* _Requirement_
Give the total number of lines with the word "image" in them, and no other words.

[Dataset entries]
++++++++
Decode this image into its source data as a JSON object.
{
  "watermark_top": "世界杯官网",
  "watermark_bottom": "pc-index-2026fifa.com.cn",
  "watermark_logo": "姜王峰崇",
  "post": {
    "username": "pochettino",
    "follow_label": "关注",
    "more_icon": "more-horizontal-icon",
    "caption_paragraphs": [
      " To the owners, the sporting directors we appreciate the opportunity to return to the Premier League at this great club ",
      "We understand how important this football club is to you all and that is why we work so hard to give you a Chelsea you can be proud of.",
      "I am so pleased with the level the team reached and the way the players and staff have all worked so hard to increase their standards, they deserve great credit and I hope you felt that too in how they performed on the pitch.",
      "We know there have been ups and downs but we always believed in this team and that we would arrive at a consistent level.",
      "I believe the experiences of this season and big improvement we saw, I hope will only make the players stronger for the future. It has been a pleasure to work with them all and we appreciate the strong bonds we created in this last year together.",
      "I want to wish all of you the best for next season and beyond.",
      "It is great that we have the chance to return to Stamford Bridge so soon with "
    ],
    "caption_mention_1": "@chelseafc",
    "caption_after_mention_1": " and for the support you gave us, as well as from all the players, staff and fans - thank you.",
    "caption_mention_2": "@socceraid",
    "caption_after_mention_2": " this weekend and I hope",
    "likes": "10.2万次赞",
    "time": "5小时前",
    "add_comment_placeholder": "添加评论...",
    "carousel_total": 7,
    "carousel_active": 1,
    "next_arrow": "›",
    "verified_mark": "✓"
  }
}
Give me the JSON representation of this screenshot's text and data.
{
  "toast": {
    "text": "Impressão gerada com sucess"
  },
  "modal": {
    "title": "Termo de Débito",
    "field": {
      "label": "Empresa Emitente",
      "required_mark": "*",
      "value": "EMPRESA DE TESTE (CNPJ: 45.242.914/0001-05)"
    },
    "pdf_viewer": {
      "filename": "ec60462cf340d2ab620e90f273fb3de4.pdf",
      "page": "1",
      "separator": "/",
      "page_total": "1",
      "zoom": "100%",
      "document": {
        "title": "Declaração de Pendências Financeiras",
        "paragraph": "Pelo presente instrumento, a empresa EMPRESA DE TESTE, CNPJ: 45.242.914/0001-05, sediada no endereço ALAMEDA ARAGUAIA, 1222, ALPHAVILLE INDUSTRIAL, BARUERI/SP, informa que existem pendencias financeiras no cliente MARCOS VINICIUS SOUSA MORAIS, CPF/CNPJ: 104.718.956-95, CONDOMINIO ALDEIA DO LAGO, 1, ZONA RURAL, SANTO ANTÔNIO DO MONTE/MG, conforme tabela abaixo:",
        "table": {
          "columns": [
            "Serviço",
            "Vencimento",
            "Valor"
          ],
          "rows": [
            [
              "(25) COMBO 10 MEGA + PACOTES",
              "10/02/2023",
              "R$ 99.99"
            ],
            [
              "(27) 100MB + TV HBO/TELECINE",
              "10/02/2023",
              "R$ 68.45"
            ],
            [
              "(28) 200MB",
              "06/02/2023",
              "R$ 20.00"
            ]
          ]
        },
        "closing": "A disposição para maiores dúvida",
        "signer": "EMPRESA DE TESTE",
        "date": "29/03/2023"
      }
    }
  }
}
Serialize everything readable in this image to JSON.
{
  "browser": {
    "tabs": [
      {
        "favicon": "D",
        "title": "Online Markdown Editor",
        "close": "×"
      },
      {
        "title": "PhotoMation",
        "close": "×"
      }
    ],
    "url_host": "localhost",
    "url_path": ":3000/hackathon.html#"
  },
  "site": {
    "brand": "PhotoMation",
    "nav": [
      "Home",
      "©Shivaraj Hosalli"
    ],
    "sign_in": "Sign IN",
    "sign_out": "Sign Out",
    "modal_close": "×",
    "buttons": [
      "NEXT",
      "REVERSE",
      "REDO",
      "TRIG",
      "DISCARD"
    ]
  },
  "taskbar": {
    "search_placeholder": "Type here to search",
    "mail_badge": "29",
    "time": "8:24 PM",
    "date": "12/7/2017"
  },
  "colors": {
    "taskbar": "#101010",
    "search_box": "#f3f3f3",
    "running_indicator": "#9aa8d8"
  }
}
++++++++
* _Full response_
2